Turn the listing into a numbered list. Start with its first line and stop after the line that contains "east-position-point <box>1183 462", including both of those lines and leaving out any blank lines.

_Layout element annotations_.
⟨
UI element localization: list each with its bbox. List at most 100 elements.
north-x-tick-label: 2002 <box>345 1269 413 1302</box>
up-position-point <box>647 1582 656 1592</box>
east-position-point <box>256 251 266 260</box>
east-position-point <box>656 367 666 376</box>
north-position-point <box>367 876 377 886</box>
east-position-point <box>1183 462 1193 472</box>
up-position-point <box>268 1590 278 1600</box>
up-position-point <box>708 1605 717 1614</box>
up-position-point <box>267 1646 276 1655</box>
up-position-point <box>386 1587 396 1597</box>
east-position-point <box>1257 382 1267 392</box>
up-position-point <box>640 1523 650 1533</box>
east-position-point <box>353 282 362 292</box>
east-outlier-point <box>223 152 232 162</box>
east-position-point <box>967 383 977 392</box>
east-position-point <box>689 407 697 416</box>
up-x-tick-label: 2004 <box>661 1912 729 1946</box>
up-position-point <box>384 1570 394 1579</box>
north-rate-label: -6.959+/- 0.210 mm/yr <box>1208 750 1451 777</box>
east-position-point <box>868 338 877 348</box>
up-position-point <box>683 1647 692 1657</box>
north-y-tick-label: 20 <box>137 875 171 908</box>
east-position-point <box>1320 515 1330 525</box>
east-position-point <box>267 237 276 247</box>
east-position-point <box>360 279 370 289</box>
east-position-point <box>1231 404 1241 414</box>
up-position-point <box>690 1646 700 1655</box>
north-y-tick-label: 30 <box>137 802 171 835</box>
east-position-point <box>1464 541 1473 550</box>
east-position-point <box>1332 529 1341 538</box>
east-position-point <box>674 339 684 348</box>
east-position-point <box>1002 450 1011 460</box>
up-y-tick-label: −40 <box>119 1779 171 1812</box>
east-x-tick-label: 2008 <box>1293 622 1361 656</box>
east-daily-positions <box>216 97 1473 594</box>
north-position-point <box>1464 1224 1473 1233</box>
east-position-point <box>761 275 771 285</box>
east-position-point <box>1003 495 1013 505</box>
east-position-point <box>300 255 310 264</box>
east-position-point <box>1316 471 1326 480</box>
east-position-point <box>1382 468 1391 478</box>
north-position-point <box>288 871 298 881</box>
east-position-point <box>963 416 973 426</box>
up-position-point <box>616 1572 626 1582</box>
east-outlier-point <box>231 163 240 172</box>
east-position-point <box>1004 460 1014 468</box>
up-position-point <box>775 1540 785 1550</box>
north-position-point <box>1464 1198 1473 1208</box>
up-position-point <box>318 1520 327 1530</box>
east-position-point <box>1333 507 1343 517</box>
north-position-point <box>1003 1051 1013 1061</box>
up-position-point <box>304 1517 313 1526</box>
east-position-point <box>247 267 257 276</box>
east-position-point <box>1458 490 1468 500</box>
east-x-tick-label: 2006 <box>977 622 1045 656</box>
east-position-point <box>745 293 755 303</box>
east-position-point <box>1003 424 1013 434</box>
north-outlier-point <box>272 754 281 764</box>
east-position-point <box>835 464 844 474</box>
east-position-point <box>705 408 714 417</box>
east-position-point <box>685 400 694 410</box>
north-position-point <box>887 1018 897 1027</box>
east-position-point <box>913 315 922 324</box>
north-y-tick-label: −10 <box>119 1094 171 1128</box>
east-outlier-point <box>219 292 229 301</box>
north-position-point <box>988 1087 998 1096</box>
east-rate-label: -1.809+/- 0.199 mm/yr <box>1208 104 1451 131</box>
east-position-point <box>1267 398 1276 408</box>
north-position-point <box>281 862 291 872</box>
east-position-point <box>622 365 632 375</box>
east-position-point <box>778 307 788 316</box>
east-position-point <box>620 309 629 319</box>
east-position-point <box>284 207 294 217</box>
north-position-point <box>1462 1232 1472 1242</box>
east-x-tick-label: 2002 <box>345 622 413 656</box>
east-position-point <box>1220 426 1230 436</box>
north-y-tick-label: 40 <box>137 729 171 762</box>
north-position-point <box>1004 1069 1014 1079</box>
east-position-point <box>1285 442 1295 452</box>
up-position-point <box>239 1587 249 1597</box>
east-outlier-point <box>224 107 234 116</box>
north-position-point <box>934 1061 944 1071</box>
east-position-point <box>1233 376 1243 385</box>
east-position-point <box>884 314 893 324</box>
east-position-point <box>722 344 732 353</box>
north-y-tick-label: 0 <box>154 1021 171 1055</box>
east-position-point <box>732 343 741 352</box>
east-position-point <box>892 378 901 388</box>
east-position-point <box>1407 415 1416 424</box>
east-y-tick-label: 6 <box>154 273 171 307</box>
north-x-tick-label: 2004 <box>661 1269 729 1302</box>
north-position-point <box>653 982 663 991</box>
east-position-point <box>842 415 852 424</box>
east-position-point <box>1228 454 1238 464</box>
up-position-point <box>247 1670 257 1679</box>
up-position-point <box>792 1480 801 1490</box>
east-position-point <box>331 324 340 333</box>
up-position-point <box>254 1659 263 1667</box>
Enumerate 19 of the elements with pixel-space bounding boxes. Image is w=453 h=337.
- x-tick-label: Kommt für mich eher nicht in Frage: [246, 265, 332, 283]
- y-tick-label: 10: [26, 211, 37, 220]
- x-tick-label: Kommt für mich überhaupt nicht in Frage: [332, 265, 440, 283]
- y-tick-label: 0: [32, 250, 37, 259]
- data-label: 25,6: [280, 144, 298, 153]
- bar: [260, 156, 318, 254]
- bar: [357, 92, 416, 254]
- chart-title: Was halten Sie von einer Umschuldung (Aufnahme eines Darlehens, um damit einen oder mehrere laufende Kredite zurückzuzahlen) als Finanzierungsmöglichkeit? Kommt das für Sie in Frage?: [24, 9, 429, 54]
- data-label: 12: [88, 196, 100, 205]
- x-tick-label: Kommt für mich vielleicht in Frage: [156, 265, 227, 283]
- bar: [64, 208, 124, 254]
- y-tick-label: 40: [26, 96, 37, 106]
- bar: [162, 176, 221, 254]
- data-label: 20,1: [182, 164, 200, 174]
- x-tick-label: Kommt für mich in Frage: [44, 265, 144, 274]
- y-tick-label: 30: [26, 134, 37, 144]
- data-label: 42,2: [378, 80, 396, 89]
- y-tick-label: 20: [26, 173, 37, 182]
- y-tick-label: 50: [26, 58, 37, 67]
⟩
_EXPECTED ANSWER_.
1. UI element localization: list each with its bbox. List at most 100 elements.
2. north-x-tick-label: 2002 <box>345 1269 413 1302</box>
3. up-position-point <box>647 1582 656 1592</box>
4. east-position-point <box>256 251 266 260</box>
5. east-position-point <box>656 367 666 376</box>
6. north-position-point <box>367 876 377 886</box>
7. east-position-point <box>1183 462 1193 472</box>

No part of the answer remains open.